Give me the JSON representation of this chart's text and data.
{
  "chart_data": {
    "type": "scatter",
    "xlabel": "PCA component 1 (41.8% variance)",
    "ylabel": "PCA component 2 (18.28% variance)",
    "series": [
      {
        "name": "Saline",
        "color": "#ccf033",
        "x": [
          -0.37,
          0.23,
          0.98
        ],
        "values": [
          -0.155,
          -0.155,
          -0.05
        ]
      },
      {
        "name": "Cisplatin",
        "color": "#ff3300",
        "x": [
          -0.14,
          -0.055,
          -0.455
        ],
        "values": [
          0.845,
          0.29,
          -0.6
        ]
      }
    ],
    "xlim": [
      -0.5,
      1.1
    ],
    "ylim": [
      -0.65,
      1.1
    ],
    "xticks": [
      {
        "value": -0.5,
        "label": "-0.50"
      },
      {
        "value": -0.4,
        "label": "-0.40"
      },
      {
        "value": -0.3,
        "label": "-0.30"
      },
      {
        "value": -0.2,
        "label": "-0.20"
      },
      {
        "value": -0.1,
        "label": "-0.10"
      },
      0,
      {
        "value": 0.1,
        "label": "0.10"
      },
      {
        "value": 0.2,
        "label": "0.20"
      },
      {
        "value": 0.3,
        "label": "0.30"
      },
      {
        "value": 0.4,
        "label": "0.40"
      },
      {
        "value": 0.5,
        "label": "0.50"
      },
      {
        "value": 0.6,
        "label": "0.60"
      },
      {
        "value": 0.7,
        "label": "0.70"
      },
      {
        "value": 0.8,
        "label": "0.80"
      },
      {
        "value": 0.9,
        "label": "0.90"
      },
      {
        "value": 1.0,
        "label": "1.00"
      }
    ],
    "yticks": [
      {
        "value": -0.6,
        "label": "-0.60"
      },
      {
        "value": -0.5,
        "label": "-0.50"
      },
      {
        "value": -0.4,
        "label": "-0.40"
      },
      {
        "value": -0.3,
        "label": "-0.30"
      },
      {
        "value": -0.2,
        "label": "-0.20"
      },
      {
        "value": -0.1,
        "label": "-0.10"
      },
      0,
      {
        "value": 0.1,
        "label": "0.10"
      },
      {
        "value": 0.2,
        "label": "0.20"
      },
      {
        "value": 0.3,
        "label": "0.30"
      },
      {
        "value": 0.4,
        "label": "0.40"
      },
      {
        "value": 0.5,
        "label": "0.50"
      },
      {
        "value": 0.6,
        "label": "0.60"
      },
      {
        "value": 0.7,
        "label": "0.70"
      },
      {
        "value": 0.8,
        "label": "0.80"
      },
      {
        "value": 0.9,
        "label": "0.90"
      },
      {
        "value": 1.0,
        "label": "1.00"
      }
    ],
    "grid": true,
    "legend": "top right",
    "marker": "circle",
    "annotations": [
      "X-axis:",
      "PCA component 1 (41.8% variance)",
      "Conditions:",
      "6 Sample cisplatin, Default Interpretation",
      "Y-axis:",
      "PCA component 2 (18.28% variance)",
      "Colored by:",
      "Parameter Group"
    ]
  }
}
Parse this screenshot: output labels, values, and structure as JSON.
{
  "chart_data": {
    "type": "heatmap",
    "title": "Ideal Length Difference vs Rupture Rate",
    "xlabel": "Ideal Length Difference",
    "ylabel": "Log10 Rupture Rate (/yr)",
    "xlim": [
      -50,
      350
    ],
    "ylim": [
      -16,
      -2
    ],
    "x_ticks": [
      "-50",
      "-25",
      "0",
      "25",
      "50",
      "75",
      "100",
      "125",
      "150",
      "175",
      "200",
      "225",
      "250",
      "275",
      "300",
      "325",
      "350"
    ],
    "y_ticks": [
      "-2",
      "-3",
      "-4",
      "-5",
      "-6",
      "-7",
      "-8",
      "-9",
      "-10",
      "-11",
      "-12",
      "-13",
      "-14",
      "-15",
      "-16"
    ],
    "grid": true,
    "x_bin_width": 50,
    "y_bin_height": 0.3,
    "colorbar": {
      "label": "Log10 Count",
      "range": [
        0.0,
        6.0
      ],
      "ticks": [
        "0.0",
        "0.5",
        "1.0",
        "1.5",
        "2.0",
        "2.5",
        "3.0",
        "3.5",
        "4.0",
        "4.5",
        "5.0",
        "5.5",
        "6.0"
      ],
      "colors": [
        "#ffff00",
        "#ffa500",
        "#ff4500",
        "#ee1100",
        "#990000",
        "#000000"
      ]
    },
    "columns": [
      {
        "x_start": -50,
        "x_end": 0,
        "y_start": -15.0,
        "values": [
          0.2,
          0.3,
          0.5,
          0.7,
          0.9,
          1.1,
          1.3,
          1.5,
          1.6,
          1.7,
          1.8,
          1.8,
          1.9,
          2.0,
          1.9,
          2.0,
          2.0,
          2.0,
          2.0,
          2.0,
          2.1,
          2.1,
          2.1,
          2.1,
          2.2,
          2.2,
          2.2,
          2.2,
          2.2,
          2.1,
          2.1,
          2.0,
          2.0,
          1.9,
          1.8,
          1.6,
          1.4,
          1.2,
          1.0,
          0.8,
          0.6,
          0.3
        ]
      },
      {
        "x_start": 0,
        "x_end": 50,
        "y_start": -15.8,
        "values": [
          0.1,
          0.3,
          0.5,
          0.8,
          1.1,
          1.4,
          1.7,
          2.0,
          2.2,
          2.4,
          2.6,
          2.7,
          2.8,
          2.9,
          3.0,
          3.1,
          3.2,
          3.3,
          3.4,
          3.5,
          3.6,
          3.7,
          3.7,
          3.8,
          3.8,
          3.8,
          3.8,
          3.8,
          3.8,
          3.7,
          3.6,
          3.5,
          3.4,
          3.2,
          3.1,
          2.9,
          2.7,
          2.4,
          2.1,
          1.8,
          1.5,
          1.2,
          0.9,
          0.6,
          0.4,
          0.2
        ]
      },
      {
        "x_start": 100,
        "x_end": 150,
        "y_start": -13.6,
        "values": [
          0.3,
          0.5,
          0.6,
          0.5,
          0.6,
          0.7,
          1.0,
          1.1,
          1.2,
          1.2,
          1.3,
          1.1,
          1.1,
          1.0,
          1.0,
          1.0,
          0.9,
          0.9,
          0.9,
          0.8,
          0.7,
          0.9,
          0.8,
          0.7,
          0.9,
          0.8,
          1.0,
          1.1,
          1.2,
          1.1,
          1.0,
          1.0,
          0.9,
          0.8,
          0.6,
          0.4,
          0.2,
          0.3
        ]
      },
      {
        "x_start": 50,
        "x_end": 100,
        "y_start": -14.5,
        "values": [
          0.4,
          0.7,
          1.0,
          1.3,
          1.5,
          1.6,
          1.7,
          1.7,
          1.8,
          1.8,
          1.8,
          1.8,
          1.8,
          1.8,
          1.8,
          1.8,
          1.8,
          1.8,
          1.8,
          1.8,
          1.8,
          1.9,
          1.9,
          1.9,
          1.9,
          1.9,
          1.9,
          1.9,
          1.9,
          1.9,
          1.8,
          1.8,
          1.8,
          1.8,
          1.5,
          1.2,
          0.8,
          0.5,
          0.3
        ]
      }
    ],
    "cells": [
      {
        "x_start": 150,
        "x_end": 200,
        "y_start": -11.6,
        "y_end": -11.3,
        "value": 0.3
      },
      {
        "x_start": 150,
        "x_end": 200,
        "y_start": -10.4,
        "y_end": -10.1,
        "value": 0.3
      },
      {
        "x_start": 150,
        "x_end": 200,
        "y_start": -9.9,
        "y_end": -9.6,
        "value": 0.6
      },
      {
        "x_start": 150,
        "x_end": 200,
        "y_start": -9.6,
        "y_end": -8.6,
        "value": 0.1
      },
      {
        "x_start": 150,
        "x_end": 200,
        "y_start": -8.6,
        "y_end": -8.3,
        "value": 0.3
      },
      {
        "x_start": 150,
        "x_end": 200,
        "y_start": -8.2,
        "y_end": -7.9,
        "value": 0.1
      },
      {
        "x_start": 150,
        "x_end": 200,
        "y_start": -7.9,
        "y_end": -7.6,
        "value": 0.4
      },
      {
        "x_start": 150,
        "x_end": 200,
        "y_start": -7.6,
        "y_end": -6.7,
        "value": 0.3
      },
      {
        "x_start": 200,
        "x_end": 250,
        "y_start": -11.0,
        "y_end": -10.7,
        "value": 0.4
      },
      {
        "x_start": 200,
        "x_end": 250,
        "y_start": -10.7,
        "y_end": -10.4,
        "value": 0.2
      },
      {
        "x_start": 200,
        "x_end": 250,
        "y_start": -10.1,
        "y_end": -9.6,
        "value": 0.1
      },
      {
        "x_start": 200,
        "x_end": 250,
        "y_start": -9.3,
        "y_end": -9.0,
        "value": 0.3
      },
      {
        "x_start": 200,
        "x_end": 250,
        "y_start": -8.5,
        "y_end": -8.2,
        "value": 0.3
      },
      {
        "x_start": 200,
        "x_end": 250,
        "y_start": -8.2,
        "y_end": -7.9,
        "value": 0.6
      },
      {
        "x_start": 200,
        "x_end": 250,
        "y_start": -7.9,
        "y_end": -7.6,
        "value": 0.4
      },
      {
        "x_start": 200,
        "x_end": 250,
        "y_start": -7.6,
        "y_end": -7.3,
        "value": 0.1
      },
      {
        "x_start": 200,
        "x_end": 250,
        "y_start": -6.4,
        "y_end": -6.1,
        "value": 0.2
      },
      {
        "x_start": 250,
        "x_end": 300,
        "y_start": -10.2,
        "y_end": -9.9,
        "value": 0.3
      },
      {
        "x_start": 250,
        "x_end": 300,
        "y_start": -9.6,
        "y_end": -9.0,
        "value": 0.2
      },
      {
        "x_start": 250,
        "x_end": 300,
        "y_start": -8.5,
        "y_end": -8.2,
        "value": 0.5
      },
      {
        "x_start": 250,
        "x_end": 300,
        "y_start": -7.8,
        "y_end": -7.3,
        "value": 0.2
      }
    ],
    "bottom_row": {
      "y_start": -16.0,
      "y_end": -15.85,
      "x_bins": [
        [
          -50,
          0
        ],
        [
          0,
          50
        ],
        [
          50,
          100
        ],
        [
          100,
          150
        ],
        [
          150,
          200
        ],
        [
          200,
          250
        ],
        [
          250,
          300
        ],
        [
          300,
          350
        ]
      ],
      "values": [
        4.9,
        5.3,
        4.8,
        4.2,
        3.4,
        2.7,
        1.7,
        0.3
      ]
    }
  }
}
⁂
# WHAT IS REQUIRED
List each line of the entries that holds the string "JSON".

# TASK ANSWER
Give me the JSON representation of this chart's text and data.
Parse this screenshot: output labels, values, and structure as JSON.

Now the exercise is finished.